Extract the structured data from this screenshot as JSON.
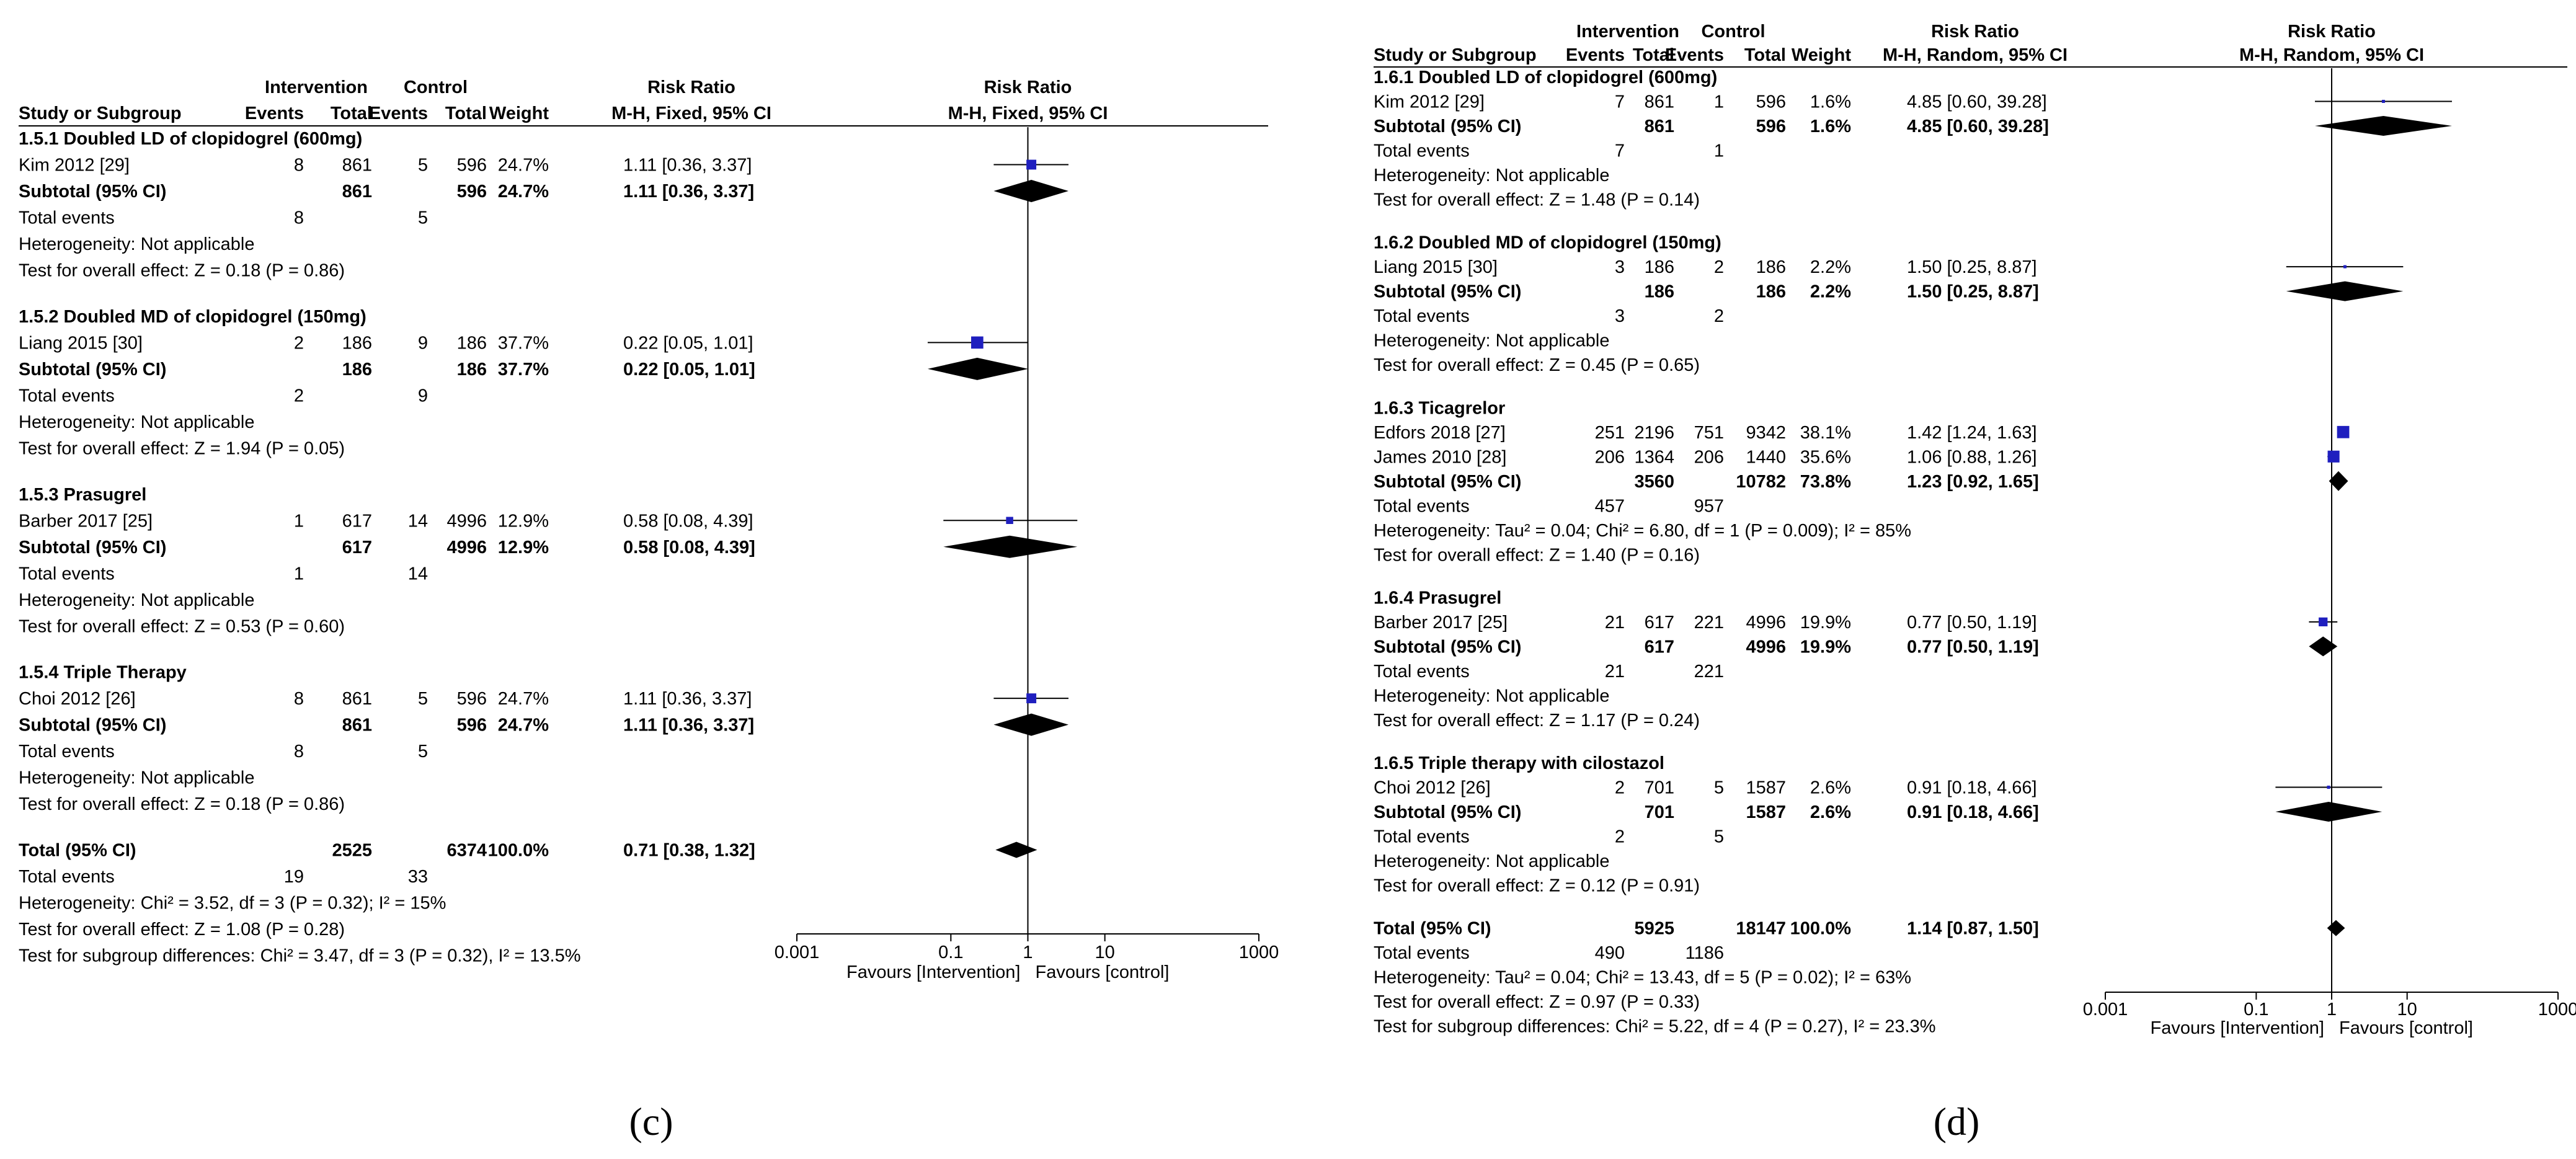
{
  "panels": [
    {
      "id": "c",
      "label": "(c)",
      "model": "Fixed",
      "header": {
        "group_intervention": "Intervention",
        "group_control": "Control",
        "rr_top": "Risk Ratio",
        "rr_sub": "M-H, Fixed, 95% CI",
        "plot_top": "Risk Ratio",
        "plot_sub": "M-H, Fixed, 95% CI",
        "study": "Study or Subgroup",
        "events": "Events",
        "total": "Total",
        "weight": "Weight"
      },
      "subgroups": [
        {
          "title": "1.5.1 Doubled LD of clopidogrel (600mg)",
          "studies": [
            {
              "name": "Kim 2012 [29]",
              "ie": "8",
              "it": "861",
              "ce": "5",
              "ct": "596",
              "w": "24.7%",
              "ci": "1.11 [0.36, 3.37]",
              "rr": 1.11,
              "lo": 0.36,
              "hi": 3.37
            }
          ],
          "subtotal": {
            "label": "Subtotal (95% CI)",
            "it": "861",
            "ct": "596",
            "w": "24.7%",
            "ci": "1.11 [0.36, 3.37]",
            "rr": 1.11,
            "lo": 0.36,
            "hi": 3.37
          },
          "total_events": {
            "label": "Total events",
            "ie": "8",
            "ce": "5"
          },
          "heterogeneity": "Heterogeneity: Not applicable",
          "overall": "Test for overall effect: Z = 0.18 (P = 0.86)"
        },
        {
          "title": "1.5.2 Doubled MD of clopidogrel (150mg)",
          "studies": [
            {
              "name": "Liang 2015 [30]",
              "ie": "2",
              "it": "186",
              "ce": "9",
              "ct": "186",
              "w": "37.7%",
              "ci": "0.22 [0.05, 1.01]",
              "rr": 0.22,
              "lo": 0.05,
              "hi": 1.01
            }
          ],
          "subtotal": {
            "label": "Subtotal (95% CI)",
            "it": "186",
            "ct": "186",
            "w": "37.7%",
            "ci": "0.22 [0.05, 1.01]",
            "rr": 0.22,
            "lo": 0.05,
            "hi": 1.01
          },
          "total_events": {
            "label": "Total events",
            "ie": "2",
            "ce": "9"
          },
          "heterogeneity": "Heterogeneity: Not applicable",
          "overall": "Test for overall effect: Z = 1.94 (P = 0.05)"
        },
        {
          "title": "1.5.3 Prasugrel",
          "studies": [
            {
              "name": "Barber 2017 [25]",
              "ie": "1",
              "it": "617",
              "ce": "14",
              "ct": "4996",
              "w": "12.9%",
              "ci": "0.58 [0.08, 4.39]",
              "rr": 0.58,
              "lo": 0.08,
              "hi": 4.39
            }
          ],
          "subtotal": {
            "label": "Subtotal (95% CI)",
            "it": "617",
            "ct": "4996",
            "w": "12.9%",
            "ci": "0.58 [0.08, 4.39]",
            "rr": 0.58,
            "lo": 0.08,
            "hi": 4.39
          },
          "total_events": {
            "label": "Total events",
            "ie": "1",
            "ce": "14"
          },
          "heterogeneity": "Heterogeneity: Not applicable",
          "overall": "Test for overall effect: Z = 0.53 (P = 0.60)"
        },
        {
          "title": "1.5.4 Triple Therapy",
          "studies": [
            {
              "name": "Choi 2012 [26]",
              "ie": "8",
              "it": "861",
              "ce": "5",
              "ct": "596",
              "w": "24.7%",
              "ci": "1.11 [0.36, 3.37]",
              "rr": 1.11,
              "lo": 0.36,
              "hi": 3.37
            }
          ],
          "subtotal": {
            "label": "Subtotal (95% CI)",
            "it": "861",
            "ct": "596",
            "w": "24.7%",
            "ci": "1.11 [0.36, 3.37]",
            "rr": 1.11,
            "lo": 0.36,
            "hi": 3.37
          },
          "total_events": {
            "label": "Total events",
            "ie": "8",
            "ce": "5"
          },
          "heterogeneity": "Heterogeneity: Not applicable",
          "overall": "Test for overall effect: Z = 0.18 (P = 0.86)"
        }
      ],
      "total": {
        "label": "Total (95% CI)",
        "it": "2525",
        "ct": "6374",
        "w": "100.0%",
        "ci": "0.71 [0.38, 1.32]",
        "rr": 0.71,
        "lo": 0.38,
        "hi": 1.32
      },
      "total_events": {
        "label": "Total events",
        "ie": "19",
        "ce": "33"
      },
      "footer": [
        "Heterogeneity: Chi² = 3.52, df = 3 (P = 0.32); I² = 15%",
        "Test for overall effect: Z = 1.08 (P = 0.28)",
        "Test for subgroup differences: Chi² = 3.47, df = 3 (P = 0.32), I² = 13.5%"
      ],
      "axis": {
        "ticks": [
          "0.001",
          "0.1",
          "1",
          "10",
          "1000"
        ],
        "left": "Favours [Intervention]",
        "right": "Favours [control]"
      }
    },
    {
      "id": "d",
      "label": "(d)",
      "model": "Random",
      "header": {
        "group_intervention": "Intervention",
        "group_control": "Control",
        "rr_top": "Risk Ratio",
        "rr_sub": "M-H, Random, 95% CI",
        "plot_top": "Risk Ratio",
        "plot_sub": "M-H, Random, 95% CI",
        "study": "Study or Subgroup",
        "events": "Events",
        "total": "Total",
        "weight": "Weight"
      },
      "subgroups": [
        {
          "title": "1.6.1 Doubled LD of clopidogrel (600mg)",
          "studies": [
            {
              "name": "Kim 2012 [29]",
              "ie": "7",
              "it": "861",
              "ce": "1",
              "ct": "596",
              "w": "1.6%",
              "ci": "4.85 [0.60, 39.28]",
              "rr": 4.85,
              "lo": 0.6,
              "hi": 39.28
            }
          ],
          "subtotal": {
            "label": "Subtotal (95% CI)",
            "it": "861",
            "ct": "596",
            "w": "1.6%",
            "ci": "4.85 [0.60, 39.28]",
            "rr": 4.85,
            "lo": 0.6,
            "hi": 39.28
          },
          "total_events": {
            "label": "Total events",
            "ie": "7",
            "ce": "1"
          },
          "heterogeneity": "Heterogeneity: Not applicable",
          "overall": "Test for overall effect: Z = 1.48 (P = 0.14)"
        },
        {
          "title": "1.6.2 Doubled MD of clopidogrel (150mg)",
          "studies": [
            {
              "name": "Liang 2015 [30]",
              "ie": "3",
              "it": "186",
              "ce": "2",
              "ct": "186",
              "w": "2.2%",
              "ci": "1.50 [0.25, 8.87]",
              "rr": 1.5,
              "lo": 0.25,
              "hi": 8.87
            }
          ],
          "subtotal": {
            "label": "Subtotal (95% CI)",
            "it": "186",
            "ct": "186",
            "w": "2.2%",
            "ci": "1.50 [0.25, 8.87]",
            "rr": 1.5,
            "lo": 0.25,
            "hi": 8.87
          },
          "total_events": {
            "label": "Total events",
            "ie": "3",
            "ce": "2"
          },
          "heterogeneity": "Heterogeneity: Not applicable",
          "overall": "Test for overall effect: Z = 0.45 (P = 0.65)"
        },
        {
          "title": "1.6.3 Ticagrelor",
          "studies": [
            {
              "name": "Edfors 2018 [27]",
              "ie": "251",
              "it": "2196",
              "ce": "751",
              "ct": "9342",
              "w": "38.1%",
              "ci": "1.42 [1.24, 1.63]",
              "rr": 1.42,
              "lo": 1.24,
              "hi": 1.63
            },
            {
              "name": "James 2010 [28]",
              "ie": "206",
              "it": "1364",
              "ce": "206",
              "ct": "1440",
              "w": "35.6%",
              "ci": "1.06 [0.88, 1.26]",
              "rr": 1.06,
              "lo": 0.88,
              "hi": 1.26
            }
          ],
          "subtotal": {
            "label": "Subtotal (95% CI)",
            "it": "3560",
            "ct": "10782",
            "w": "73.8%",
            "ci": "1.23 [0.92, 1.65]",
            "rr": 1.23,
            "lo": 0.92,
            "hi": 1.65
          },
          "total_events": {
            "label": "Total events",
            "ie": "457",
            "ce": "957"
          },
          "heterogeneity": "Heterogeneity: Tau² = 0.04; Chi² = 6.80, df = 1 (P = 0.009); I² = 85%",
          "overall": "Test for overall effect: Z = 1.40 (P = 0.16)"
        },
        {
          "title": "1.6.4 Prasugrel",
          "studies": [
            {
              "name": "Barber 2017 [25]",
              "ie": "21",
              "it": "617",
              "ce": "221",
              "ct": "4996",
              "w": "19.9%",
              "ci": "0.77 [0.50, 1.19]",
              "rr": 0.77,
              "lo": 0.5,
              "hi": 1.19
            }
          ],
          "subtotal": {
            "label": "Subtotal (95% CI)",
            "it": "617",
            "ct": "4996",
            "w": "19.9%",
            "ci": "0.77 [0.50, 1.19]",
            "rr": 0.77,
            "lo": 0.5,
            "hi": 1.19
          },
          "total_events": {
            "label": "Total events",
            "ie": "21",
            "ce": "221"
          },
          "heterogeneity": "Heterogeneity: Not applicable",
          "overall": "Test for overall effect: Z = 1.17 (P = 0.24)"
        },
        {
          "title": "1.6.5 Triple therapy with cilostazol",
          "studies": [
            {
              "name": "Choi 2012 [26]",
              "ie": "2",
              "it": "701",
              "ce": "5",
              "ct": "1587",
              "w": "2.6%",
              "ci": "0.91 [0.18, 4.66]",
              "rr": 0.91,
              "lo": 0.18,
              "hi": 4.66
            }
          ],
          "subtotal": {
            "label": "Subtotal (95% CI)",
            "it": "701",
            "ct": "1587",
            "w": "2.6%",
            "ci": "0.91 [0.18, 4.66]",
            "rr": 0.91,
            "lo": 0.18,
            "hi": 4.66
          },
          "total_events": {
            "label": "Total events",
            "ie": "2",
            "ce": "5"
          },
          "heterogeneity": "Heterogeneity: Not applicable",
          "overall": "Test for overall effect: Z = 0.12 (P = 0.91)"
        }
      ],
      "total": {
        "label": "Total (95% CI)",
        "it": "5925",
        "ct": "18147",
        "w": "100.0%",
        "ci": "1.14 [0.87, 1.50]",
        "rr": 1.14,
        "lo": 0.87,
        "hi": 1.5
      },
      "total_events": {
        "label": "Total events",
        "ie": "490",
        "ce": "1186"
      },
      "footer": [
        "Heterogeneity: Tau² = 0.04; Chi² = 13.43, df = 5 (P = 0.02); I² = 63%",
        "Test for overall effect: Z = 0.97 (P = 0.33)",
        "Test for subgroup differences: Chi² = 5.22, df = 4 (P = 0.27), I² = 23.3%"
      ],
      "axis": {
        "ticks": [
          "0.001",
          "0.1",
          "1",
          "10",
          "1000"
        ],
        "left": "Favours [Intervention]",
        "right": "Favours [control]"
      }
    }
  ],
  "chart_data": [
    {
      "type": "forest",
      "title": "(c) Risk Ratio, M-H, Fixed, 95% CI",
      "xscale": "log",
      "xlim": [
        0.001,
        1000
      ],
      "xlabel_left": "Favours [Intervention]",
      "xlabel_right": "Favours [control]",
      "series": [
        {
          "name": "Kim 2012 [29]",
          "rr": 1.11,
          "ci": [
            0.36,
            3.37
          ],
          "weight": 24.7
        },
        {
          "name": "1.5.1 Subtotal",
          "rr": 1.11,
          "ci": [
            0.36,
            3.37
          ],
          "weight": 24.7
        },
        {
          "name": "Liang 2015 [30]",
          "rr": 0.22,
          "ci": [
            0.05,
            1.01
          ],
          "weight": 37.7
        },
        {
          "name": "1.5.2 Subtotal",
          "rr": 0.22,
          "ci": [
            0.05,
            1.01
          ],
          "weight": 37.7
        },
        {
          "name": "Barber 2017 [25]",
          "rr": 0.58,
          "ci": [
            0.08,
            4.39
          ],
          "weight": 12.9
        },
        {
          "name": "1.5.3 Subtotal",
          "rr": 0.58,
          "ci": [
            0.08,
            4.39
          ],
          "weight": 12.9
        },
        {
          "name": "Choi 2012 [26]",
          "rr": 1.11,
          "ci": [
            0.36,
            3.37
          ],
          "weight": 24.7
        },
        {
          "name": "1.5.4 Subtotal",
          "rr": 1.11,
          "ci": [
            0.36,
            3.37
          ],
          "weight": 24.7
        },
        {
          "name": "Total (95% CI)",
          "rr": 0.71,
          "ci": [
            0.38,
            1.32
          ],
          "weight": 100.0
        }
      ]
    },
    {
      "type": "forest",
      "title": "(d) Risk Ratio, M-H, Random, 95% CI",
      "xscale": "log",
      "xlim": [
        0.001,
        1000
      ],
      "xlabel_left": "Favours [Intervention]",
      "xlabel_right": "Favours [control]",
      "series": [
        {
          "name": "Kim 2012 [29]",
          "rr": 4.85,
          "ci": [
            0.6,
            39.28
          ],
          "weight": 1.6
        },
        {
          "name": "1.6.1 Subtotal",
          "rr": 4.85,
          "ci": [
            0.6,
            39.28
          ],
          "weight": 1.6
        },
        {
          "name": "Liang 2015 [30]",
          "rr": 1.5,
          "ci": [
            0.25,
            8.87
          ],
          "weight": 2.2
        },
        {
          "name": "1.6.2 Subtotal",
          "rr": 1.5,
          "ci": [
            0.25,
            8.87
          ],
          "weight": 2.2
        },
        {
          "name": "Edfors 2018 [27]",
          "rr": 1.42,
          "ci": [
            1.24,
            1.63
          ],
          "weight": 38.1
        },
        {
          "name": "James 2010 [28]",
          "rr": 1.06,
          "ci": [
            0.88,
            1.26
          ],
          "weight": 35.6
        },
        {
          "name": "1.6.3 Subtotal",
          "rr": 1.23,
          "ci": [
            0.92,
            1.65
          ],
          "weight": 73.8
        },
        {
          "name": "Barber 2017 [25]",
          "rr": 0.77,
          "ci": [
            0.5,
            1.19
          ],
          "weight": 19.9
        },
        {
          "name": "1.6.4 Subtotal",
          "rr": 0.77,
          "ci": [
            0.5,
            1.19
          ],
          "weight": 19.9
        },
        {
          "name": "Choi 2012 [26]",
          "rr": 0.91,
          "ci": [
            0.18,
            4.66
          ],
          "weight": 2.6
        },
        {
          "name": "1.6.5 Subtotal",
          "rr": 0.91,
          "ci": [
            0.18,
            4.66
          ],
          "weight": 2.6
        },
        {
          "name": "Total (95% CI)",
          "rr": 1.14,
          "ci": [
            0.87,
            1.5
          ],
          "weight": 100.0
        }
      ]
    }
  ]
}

::::::::

Your objective.
Pull every line holding "differences" out of the records.

Finished exercise.
        "Test for subgroup differences: Chi² = 3.47, df = 3 (P = 0.32), I² = 13.5%"
        "Test for subgroup differences: Chi² = 5.22, df = 4 (P = 0.27), I² = 23.3%"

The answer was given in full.